**CHALLENGE:**
Write out the records that appear below, verbatim and complete, but without pictures.

**STORED DATA:**
# # # # #

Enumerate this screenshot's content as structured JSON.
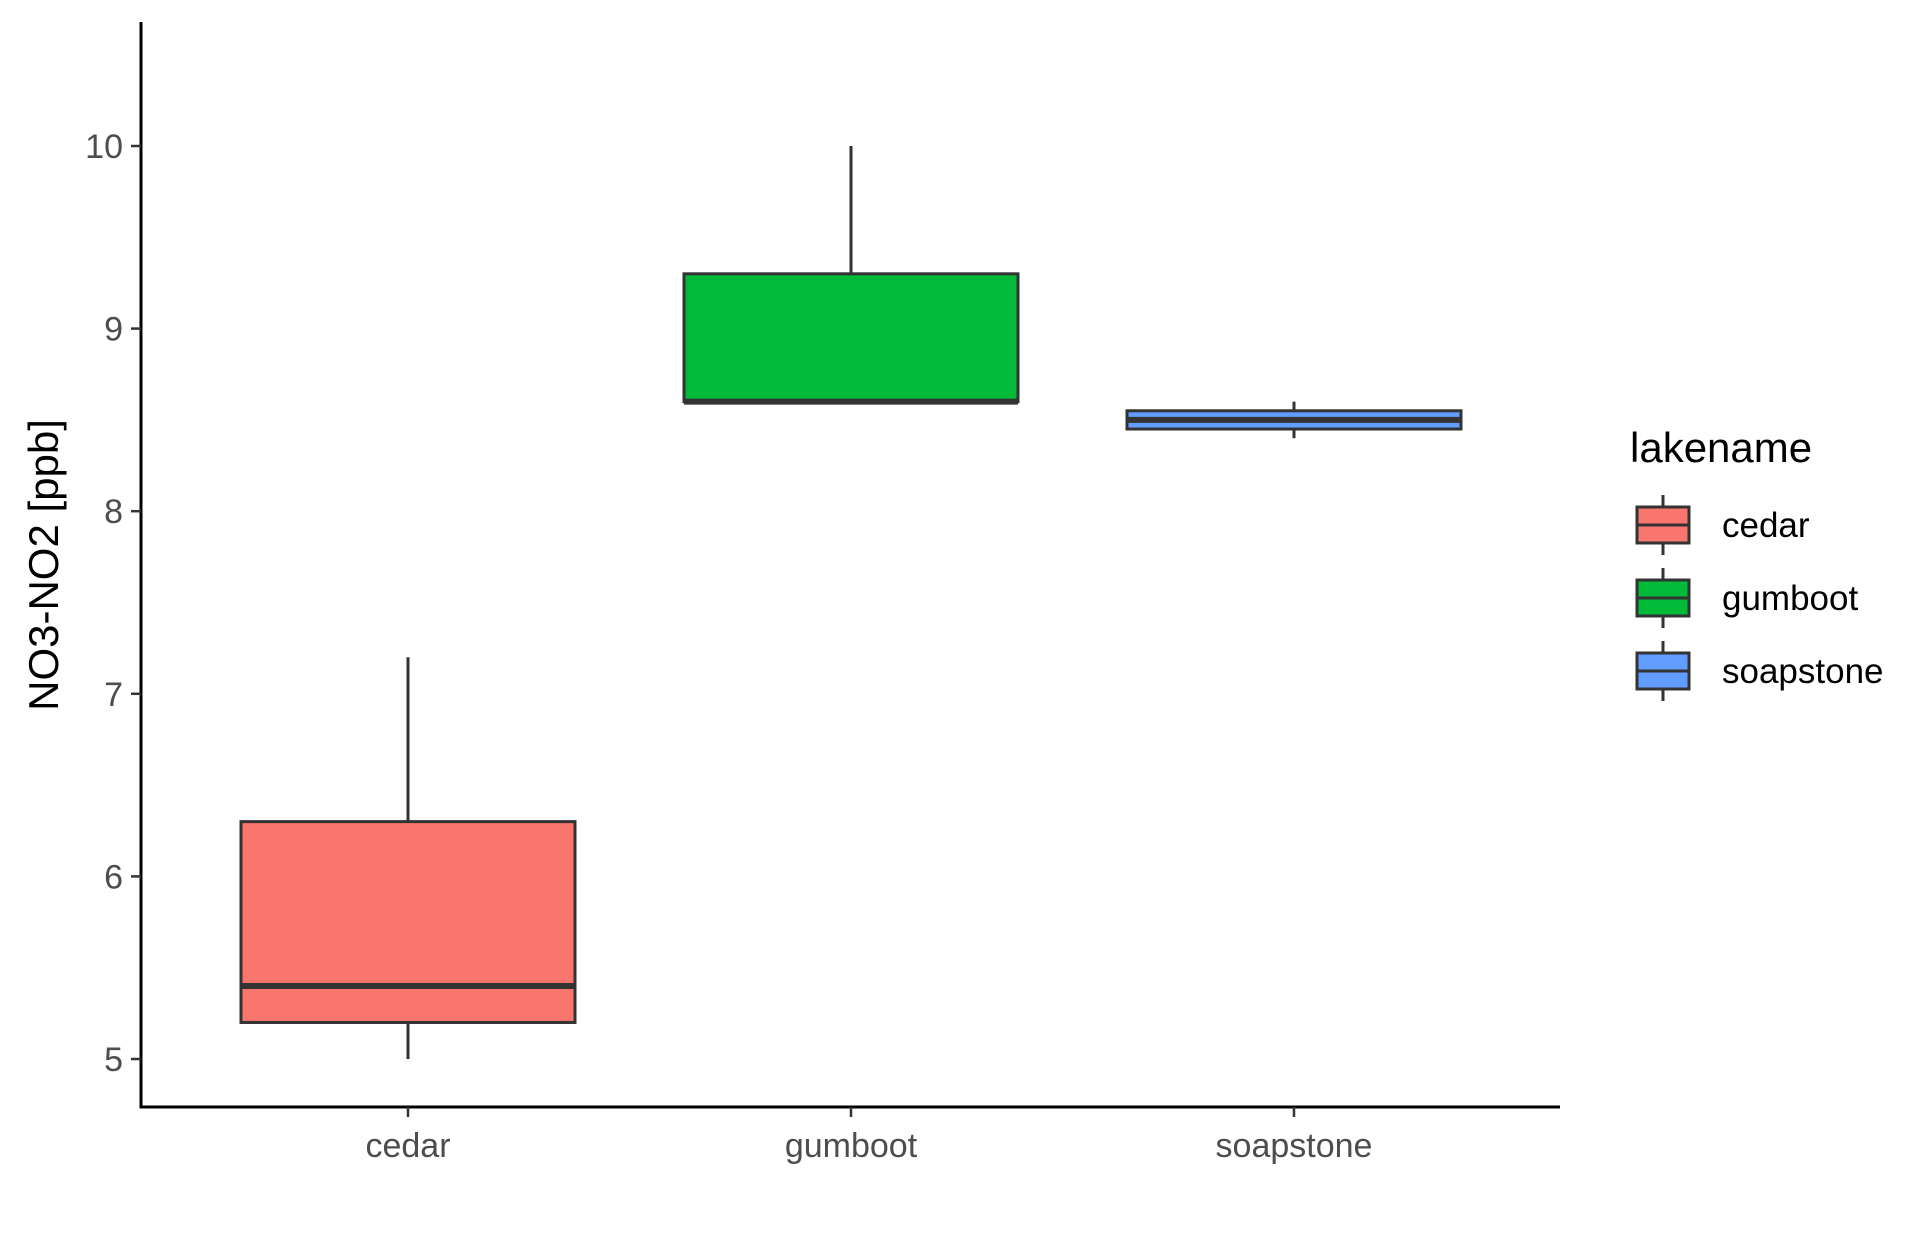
{
  "chart_data": {
    "type": "boxplot",
    "title": "",
    "xlabel": "",
    "ylabel": "NO3-NO2 [ppb]",
    "ylim": [
      4.75,
      10.25
    ],
    "yticks": [
      5,
      6,
      7,
      8,
      9,
      10
    ],
    "ytick_labels": [
      "5",
      "6",
      "7",
      "8",
      "9",
      "10"
    ],
    "categories": [
      "cedar",
      "gumboot",
      "soapstone"
    ],
    "series": [
      {
        "name": "cedar",
        "color": "#F8766D",
        "min": 5.0,
        "q1": 5.2,
        "median": 5.4,
        "q3": 6.3,
        "max": 7.2
      },
      {
        "name": "gumboot",
        "color": "#00BA38",
        "min": 8.6,
        "q1": 8.6,
        "median": 8.6,
        "q3": 9.3,
        "max": 10.0
      },
      {
        "name": "soapstone",
        "color": "#619CFF",
        "min": 8.4,
        "q1": 8.45,
        "median": 8.5,
        "q3": 8.55,
        "max": 8.6
      }
    ],
    "legend": {
      "title": "lakename",
      "position": "right",
      "entries": [
        "cedar",
        "gumboot",
        "soapstone"
      ]
    },
    "grid": false
  }
}
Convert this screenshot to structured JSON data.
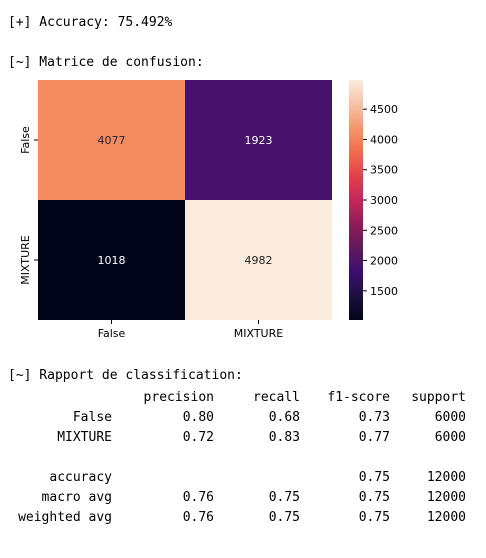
{
  "output": {
    "accuracy_line": "[+] Accuracy: 75.492%",
    "confusion_title": "[~] Matrice de confusion:",
    "report_title": "[~] Rapport de classification:"
  },
  "chart_data": {
    "type": "heatmap",
    "row_labels": [
      "False",
      "MIXTURE"
    ],
    "col_labels": [
      "False",
      "MIXTURE"
    ],
    "values": [
      [
        4077,
        1923
      ],
      [
        1018,
        4982
      ]
    ],
    "colorbar": {
      "min": 1018,
      "max": 4982,
      "ticks": [
        "1500",
        "2000",
        "2500",
        "3000",
        "3500",
        "4000",
        "4500"
      ],
      "tick_values": [
        1500,
        2000,
        2500,
        3000,
        3500,
        4000,
        4500
      ]
    },
    "colormap": "rocket",
    "colors": [
      "#03051a",
      "#1c1040",
      "#3b0f70",
      "#611a5d",
      "#8f1d56",
      "#c4285a",
      "#e43f4d",
      "#f16d4b",
      "#f4976a",
      "#f6c2a7",
      "#faebdd"
    ]
  },
  "report": {
    "header": [
      "",
      "precision",
      "recall",
      "f1-score",
      "support"
    ],
    "rows": [
      [
        "False",
        "0.80",
        "0.68",
        "0.73",
        "6000"
      ],
      [
        "MIXTURE",
        "0.72",
        "0.83",
        "0.77",
        "6000"
      ],
      [
        "",
        "",
        "",
        "",
        ""
      ],
      [
        "accuracy",
        "",
        "",
        "0.75",
        "12000"
      ],
      [
        "macro avg",
        "0.76",
        "0.75",
        "0.75",
        "12000"
      ],
      [
        "weighted avg",
        "0.76",
        "0.75",
        "0.75",
        "12000"
      ]
    ]
  }
}
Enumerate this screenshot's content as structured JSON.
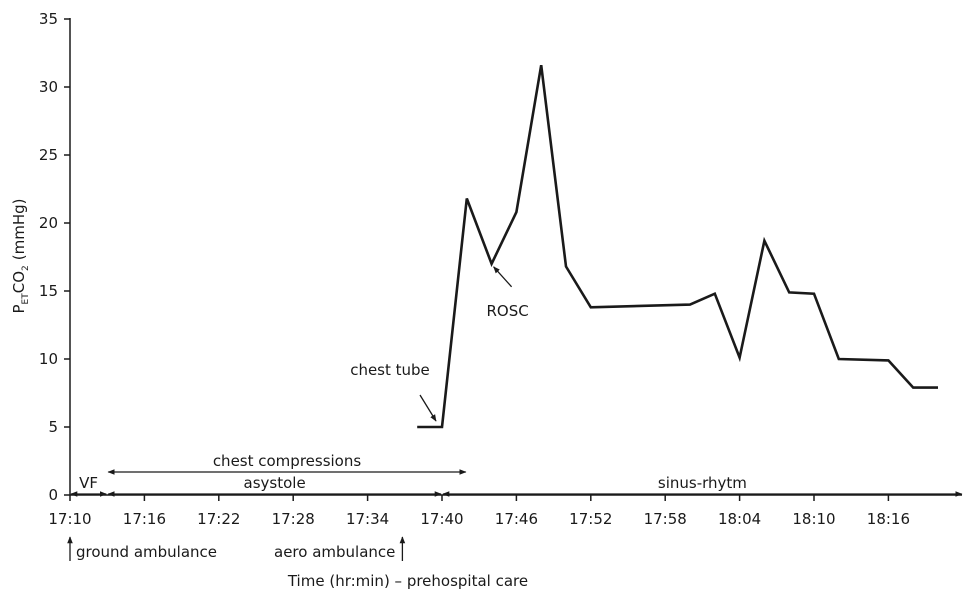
{
  "chart_data": {
    "type": "line",
    "xlabel": "Time (hr:min) – prehospital care",
    "ylabel": {
      "base": "P",
      "sub1": "ET",
      "mid": "CO",
      "sub2": "2",
      "unit": "(mmHg)"
    },
    "x_unit": "minutes after 17:10",
    "xlim": [
      0,
      72
    ],
    "ylim": [
      0,
      35
    ],
    "x_ticks": [
      "17:10",
      "17:16",
      "17:22",
      "17:28",
      "17:34",
      "17:40",
      "17:46",
      "17:52",
      "17:58",
      "18:04",
      "18:10",
      "18:16"
    ],
    "y_ticks": [
      "0",
      "5",
      "10",
      "15",
      "20",
      "25",
      "30",
      "35"
    ],
    "series": [
      {
        "x": [
          "17:38",
          "17:40",
          "17:42",
          "17:44",
          "17:46",
          "17:48",
          "17:50",
          "17:52",
          "18:00",
          "18:02",
          "18:04",
          "18:06",
          "18:08",
          "18:10",
          "18:12",
          "18:16",
          "18:18",
          "18:20"
        ],
        "values": [
          5,
          5,
          21.8,
          17,
          20.8,
          31.6,
          16.8,
          13.8,
          14,
          14.8,
          10.1,
          18.7,
          14.9,
          14.8,
          10,
          9.9,
          7.9,
          7.9
        ]
      }
    ],
    "phases": [
      {
        "label": "VF",
        "start": "17:10",
        "end": "17:13",
        "row": "bottom"
      },
      {
        "label": "asystole",
        "start": "17:13",
        "end": "17:40",
        "row": "bottom"
      },
      {
        "label": "sinus-rhytm",
        "start": "17:40",
        "end": "18:22",
        "row": "bottom"
      },
      {
        "label": "chest compressions",
        "start": "17:13",
        "end": "17:42",
        "row": "top"
      }
    ],
    "annotations": [
      {
        "text": "chest tube",
        "target": [
          "17:40",
          5
        ]
      },
      {
        "text": "ROSC",
        "target": [
          "17:44",
          17
        ]
      }
    ],
    "events": [
      {
        "text": "ground ambulance",
        "time": "17:10"
      },
      {
        "text": "aero ambulance",
        "time": "17:36"
      }
    ]
  }
}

# # # # #

**SOLUTION TO THIS EXERCISE:**
Enumerate this screenshot's content as structured JSON.
{
  "chart_data": {
    "type": "boxplot",
    "title": "",
    "xlabel": "",
    "ylabel": "NO3-NO2 [ppb]",
    "ylim": [
      4.75,
      10.25
    ],
    "yticks": [
      5,
      6,
      7,
      8,
      9,
      10
    ],
    "ytick_labels": [
      "5",
      "6",
      "7",
      "8",
      "9",
      "10"
    ],
    "categories": [
      "cedar",
      "gumboot",
      "soapstone"
    ],
    "series": [
      {
        "name": "cedar",
        "color": "#F8766D",
        "min": 5.0,
        "q1": 5.2,
        "median": 5.4,
        "q3": 6.3,
        "max": 7.2
      },
      {
        "name": "gumboot",
        "color": "#00BA38",
        "min": 8.6,
        "q1": 8.6,
        "median": 8.6,
        "q3": 9.3,
        "max": 10.0
      },
      {
        "name": "soapstone",
        "color": "#619CFF",
        "min": 8.4,
        "q1": 8.45,
        "median": 8.5,
        "q3": 8.55,
        "max": 8.6
      }
    ],
    "legend": {
      "title": "lakename",
      "position": "right",
      "entries": [
        "cedar",
        "gumboot",
        "soapstone"
      ]
    },
    "grid": false
  }
}
Convert this screenshot to structured JSON data.
{
  "output": {
    "accuracy_line": "[+] Accuracy: 75.492%",
    "confusion_title": "[~] Matrice de confusion:",
    "report_title": "[~] Rapport de classification:"
  },
  "chart_data": {
    "type": "heatmap",
    "row_labels": [
      "False",
      "MIXTURE"
    ],
    "col_labels": [
      "False",
      "MIXTURE"
    ],
    "values": [
      [
        4077,
        1923
      ],
      [
        1018,
        4982
      ]
    ],
    "colorbar": {
      "min": 1018,
      "max": 4982,
      "ticks": [
        "1500",
        "2000",
        "2500",
        "3000",
        "3500",
        "4000",
        "4500"
      ],
      "tick_values": [
        1500,
        2000,
        2500,
        3000,
        3500,
        4000,
        4500
      ]
    },
    "colormap": "rocket",
    "colors": [
      "#03051a",
      "#1c1040",
      "#3b0f70",
      "#611a5d",
      "#8f1d56",
      "#c4285a",
      "#e43f4d",
      "#f16d4b",
      "#f4976a",
      "#f6c2a7",
      "#faebdd"
    ]
  },
  "report": {
    "header": [
      "",
      "precision",
      "recall",
      "f1-score",
      "support"
    ],
    "rows": [
      [
        "False",
        "0.80",
        "0.68",
        "0.73",
        "6000"
      ],
      [
        "MIXTURE",
        "0.72",
        "0.83",
        "0.77",
        "6000"
      ],
      [
        "",
        "",
        "",
        "",
        ""
      ],
      [
        "accuracy",
        "",
        "",
        "0.75",
        "12000"
      ],
      [
        "macro avg",
        "0.76",
        "0.75",
        "0.75",
        "12000"
      ],
      [
        "weighted avg",
        "0.76",
        "0.75",
        "0.75",
        "12000"
      ]
    ]
  }
}
Enumerate this screenshot's content as structured JSON.
{
  "chart_data": {
    "type": "line",
    "xlabel": "Time (hr:min) – prehospital care",
    "ylabel": {
      "base": "P",
      "sub1": "ET",
      "mid": "CO",
      "sub2": "2",
      "unit": "(mmHg)"
    },
    "x_unit": "minutes after 17:10",
    "xlim": [
      0,
      72
    ],
    "ylim": [
      0,
      35
    ],
    "x_ticks": [
      "17:10",
      "17:16",
      "17:22",
      "17:28",
      "17:34",
      "17:40",
      "17:46",
      "17:52",
      "17:58",
      "18:04",
      "18:10",
      "18:16"
    ],
    "y_ticks": [
      "0",
      "5",
      "10",
      "15",
      "20",
      "25",
      "30",
      "35"
    ],
    "series": [
      {
        "x": [
          "17:38",
          "17:40",
          "17:42",
          "17:44",
          "17:46",
          "17:48",
          "17:50",
          "17:52",
          "18:00",
          "18:02",
          "18:04",
          "18:06",
          "18:08",
          "18:10",
          "18:12",
          "18:16",
          "18:18",
          "18:20"
        ],
        "values": [
          5,
          5,
          21.8,
          17,
          20.8,
          31.6,
          16.8,
          13.8,
          14,
          14.8,
          10.1,
          18.7,
          14.9,
          14.8,
          10,
          9.9,
          7.9,
          7.9
        ]
      }
    ],
    "phases": [
      {
        "label": "VF",
        "start": "17:10",
        "end": "17:13",
        "row": "bottom"
      },
      {
        "label": "asystole",
        "start": "17:13",
        "end": "17:40",
        "row": "bottom"
      },
      {
        "label": "sinus-rhytm",
        "start": "17:40",
        "end": "18:22",
        "row": "bottom"
      },
      {
        "label": "chest compressions",
        "start": "17:13",
        "end": "17:42",
        "row": "top"
      }
    ],
    "annotations": [
      {
        "text": "chest tube",
        "target": [
          "17:40",
          5
        ]
      },
      {
        "text": "ROSC",
        "target": [
          "17:44",
          17
        ]
      }
    ],
    "events": [
      {
        "text": "ground ambulance",
        "time": "17:10"
      },
      {
        "text": "aero ambulance",
        "time": "17:36"
      }
    ]
  }
}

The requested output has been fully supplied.